==== Items
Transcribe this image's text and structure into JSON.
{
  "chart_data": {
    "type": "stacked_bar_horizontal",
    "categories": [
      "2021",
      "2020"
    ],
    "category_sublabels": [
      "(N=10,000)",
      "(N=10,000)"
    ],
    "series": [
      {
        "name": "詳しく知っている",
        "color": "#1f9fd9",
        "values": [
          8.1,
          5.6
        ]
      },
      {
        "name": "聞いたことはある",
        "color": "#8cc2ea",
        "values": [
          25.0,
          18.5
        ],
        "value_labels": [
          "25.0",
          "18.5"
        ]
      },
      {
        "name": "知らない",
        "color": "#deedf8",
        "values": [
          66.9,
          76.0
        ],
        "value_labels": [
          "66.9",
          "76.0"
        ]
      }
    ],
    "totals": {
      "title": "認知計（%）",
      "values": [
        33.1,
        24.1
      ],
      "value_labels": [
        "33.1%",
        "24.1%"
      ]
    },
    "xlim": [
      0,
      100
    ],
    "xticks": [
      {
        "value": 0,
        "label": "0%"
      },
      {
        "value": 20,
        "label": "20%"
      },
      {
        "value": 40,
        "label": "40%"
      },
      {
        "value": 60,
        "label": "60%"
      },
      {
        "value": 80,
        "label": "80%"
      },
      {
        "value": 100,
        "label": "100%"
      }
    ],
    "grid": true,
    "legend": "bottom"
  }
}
========
### Set task
Write out all the entries exactly.

### Answer
Transcribe this image's text and structure into JSON.
{
  "chart_data": {
    "type": "stacked_bar_horizontal",
    "categories": [
      "2021",
      "2020"
    ],
    "category_sublabels": [
      "(N=10,000)",
      "(N=10,000)"
    ],
    "series": [
      {
        "name": "詳しく知っている",
        "color": "#1f9fd9",
        "values": [
          8.1,
          5.6
        ]
      },
      {
        "name": "聞いたことはある",
        "color": "#8cc2ea",
        "values": [
          25.0,
          18.5
        ],
        "value_labels": [
          "25.0",
          "18.5"
        ]
      },
      {
        "name": "知らない",
        "color": "#deedf8",
        "values": [
          66.9,
          76.0
        ],
        "value_labels": [
          "66.9",
          "76.0"
        ]
      }
    ],
    "totals": {
      "title": "認知計（%）",
      "values": [
        33.1,
        24.1
      ],
      "value_labels": [
        "33.1%",
        "24.1%"
      ]
    },
    "xlim": [
      0,
      100
    ],
    "xticks": [
      {
        "value": 0,
        "label": "0%"
      },
      {
        "value": 20,
        "label": "20%"
      },
      {
        "value": 40,
        "label": "40%"
      },
      {
        "value": 60,
        "label": "60%"
      },
      {
        "value": 80,
        "label": "80%"
      },
      {
        "value": 100,
        "label": "100%"
      }
    ],
    "grid": true,
    "legend": "bottom"
  }
}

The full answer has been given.